- **Aim**
Copy all of the material below exactly.

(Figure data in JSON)
<<<<

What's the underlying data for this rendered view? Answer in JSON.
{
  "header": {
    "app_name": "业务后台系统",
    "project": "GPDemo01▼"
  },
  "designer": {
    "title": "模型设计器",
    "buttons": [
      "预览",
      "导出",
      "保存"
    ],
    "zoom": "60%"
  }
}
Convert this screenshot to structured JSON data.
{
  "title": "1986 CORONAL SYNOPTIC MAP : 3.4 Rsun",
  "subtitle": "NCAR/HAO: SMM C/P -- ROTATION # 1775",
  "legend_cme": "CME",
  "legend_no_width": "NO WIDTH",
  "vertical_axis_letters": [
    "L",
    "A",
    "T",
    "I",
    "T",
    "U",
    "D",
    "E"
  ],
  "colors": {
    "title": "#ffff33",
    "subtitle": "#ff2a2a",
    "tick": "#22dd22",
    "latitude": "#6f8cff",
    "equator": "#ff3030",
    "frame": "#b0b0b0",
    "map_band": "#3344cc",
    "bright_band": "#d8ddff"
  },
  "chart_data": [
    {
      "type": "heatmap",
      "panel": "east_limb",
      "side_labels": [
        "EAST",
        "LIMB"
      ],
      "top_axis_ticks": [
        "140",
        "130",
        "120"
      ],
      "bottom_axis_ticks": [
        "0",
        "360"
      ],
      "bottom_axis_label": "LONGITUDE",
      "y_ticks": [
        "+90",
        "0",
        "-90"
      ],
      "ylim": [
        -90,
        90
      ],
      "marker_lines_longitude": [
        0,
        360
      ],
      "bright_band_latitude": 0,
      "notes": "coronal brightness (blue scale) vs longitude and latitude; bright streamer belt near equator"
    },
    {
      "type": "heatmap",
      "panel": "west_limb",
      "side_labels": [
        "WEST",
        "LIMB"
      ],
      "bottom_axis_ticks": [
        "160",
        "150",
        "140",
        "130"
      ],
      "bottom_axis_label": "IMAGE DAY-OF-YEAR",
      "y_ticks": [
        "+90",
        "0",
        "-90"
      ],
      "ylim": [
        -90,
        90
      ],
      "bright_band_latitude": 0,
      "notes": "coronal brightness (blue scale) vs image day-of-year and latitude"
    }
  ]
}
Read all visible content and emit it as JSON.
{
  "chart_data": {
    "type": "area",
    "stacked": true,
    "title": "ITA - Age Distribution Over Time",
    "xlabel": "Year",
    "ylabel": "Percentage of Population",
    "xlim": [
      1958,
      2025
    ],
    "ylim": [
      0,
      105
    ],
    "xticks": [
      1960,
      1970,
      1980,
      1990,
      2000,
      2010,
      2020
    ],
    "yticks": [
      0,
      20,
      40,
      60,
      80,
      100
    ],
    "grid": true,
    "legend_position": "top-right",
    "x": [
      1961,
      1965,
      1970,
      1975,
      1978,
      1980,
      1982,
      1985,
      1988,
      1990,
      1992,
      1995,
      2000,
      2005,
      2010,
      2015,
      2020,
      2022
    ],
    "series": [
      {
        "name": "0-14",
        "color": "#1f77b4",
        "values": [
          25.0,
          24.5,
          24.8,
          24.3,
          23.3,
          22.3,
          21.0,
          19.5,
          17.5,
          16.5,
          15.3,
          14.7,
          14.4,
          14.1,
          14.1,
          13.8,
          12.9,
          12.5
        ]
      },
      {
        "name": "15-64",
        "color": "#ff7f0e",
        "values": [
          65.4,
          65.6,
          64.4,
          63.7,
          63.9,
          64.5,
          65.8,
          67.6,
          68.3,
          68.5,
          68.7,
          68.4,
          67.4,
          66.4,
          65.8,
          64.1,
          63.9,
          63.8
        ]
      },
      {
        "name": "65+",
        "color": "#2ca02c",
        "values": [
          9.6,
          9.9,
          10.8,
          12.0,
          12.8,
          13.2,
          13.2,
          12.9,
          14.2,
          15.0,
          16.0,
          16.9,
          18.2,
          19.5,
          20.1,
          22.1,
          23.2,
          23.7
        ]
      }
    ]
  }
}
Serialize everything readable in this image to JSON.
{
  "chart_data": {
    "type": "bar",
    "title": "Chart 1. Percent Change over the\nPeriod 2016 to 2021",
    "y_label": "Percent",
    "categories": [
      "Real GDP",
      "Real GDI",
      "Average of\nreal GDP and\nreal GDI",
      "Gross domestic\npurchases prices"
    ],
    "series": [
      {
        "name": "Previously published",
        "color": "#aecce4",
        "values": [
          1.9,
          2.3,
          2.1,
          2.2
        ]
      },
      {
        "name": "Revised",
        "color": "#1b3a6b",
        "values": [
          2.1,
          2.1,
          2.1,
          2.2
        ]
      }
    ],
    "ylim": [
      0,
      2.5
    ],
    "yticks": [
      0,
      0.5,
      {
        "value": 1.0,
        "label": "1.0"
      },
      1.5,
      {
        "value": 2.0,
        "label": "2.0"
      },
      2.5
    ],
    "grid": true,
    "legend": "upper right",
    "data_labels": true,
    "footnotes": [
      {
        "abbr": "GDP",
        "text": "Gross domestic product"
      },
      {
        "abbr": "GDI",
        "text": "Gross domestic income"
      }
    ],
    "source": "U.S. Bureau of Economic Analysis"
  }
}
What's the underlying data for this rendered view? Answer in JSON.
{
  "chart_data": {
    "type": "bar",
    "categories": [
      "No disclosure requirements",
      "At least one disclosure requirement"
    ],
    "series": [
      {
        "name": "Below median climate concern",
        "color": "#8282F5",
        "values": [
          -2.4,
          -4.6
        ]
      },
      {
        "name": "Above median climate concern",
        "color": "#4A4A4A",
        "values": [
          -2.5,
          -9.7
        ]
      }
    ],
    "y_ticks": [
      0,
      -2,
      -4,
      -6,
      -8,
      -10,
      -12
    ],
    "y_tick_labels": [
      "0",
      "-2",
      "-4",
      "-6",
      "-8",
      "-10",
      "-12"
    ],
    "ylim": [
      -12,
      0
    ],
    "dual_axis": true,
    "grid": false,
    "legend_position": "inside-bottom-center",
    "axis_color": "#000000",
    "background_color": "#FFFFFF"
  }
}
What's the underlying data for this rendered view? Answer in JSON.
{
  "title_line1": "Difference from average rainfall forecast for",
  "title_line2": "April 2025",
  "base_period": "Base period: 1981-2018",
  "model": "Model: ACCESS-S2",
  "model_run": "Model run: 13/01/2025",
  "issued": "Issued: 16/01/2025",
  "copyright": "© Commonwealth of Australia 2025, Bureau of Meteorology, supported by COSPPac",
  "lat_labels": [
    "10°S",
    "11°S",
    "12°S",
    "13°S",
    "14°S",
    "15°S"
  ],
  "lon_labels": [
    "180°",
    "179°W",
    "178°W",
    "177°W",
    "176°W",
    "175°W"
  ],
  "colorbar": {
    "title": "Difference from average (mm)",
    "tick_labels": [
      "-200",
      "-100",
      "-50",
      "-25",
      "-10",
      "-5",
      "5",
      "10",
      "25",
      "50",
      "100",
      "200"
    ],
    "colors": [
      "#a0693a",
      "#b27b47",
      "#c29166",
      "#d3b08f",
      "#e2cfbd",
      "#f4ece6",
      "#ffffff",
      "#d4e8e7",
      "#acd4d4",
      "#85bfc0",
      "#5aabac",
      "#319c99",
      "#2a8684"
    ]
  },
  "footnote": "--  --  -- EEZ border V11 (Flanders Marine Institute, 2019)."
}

>>>>

- **Reply to the task**
What's the underlying data for this rendered view? Answer in JSON.
{
  "header": {
    "app_name": "业务后台系统",
    "project": "GPDemo01▼"
  },
  "designer": {
    "title": "模型设计器",
    "buttons": [
      "预览",
      "导出",
      "保存"
    ],
    "zoom": "60%"
  }
}
Convert this screenshot to structured JSON data.
{
  "title": "1986 CORONAL SYNOPTIC MAP : 3.4 Rsun",
  "subtitle": "NCAR/HAO: SMM C/P -- ROTATION # 1775",
  "legend_cme": "CME",
  "legend_no_width": "NO WIDTH",
  "vertical_axis_letters": [
    "L",
    "A",
    "T",
    "I",
    "T",
    "U",
    "D",
    "E"
  ],
  "colors": {
    "title": "#ffff33",
    "subtitle": "#ff2a2a",
    "tick": "#22dd22",
    "latitude": "#6f8cff",
    "equator": "#ff3030",
    "frame": "#b0b0b0",
    "map_band": "#3344cc",
    "bright_band": "#d8ddff"
  },
  "chart_data": [
    {
      "type": "heatmap",
      "panel": "east_limb",
      "side_labels": [
        "EAST",
        "LIMB"
      ],
      "top_axis_ticks": [
        "140",
        "130",
        "120"
      ],
      "bottom_axis_ticks": [
        "0",
        "360"
      ],
      "bottom_axis_label": "LONGITUDE",
      "y_ticks": [
        "+90",
        "0",
        "-90"
      ],
      "ylim": [
        -90,
        90
      ],
      "marker_lines_longitude": [
        0,
        360
      ],
      "bright_band_latitude": 0,
      "notes": "coronal brightness (blue scale) vs longitude and latitude; bright streamer belt near equator"
    },
    {
      "type": "heatmap",
      "panel": "west_limb",
      "side_labels": [
        "WEST",
        "LIMB"
      ],
      "bottom_axis_ticks": [
        "160",
        "150",
        "140",
        "130"
      ],
      "bottom_axis_label": "IMAGE DAY-OF-YEAR",
      "y_ticks": [
        "+90",
        "0",
        "-90"
      ],
      "ylim": [
        -90,
        90
      ],
      "bright_band_latitude": 0,
      "notes": "coronal brightness (blue scale) vs image day-of-year and latitude"
    }
  ]
}
Read all visible content and emit it as JSON.
{
  "chart_data": {
    "type": "area",
    "stacked": true,
    "title": "ITA - Age Distribution Over Time",
    "xlabel": "Year",
    "ylabel": "Percentage of Population",
    "xlim": [
      1958,
      2025
    ],
    "ylim": [
      0,
      105
    ],
    "xticks": [
      1960,
      1970,
      1980,
      1990,
      2000,
      2010,
      2020
    ],
    "yticks": [
      0,
      20,
      40,
      60,
      80,
      100
    ],
    "grid": true,
    "legend_position": "top-right",
    "x": [
      1961,
      1965,
      1970,
      1975,
      1978,
      1980,
      1982,
      1985,
      1988,
      1990,
      1992,
      1995,
      2000,
      2005,
      2010,
      2015,
      2020,
      2022
    ],
    "series": [
      {
        "name": "0-14",
        "color": "#1f77b4",
        "values": [
          25.0,
          24.5,
          24.8,
          24.3,
          23.3,
          22.3,
          21.0,
          19.5,
          17.5,
          16.5,
          15.3,
          14.7,
          14.4,
          14.1,
          14.1,
          13.8,
          12.9,
          12.5
        ]
      },
      {
        "name": "15-64",
        "color": "#ff7f0e",
        "values": [
          65.4,
          65.6,
          64.4,
          63.7,
          63.9,
          64.5,
          65.8,
          67.6,
          68.3,
          68.5,
          68.7,
          68.4,
          67.4,
          66.4,
          65.8,
          64.1,
          63.9,
          63.8
        ]
      },
      {
        "name": "65+",
        "color": "#2ca02c",
        "values": [
          9.6,
          9.9,
          10.8,
          12.0,
          12.8,
          13.2,
          13.2,
          12.9,
          14.2,
          15.0,
          16.0,
          16.9,
          18.2,
          19.5,
          20.1,
          22.1,
          23.2,
          23.7
        ]
      }
    ]
  }
}
Serialize everything readable in this image to JSON.
{
  "chart_data": {
    "type": "bar",
    "title": "Chart 1. Percent Change over the\nPeriod 2016 to 2021",
    "y_label": "Percent",
    "categories": [
      "Real GDP",
      "Real GDI",
      "Average of\nreal GDP and\nreal GDI",
      "Gross domestic\npurchases prices"
    ],
    "series": [
      {
        "name": "Previously published",
        "color": "#aecce4",
        "values": [
          1.9,
          2.3,
          2.1,
          2.2
        ]
      },
      {
        "name": "Revised",
        "color": "#1b3a6b",
        "values": [
          2.1,
          2.1,
          2.1,
          2.2
        ]
      }
    ],
    "ylim": [
      0,
      2.5
    ],
    "yticks": [
      0,
      0.5,
      {
        "value": 1.0,
        "label": "1.0"
      },
      1.5,
      {
        "value": 2.0,
        "label": "2.0"
      },
      2.5
    ],
    "grid": true,
    "legend": "upper right",
    "data_labels": true,
    "footnotes": [
      {
        "abbr": "GDP",
        "text": "Gross domestic product"
      },
      {
        "abbr": "GDI",
        "text": "Gross domestic income"
      }
    ],
    "source": "U.S. Bureau of Economic Analysis"
  }
}
What's the underlying data for this rendered view? Answer in JSON.
{
  "chart_data": {
    "type": "bar",
    "categories": [
      "No disclosure requirements",
      "At least one disclosure requirement"
    ],
    "series": [
      {
        "name": "Below median climate concern",
        "color": "#8282F5",
        "values": [
          -2.4,
          -4.6
        ]
      },
      {
        "name": "Above median climate concern",
        "color": "#4A4A4A",
        "values": [
          -2.5,
          -9.7
        ]
      }
    ],
    "y_ticks": [
      0,
      -2,
      -4,
      -6,
      -8,
      -10,
      -12
    ],
    "y_tick_labels": [
      "0",
      "-2",
      "-4",
      "-6",
      "-8",
      "-10",
      "-12"
    ],
    "ylim": [
      -12,
      0
    ],
    "dual_axis": true,
    "grid": false,
    "legend_position": "inside-bottom-center",
    "axis_color": "#000000",
    "background_color": "#FFFFFF"
  }
}
What's the underlying data for this rendered view? Answer in JSON.
{
  "title_line1": "Difference from average rainfall forecast for",
  "title_line2": "April 2025",
  "base_period": "Base period: 1981-2018",
  "model": "Model: ACCESS-S2",
  "model_run": "Model run: 13/01/2025",
  "issued": "Issued: 16/01/2025",
  "copyright": "© Commonwealth of Australia 2025, Bureau of Meteorology, supported by COSPPac",
  "lat_labels": [
    "10°S",
    "11°S",
    "12°S",
    "13°S",
    "14°S",
    "15°S"
  ],
  "lon_labels": [
    "180°",
    "179°W",
    "178°W",
    "177°W",
    "176°W",
    "175°W"
  ],
  "colorbar": {
    "title": "Difference from average (mm)",
    "tick_labels": [
      "-200",
      "-100",
      "-50",
      "-25",
      "-10",
      "-5",
      "5",
      "10",
      "25",
      "50",
      "100",
      "200"
    ],
    "colors": [
      "#a0693a",
      "#b27b47",
      "#c29166",
      "#d3b08f",
      "#e2cfbd",
      "#f4ece6",
      "#ffffff",
      "#d4e8e7",
      "#acd4d4",
      "#85bfc0",
      "#5aabac",
      "#319c99",
      "#2a8684"
    ]
  },
  "footnote": "--  --  -- EEZ border V11 (Flanders Marine Institute, 2019)."
}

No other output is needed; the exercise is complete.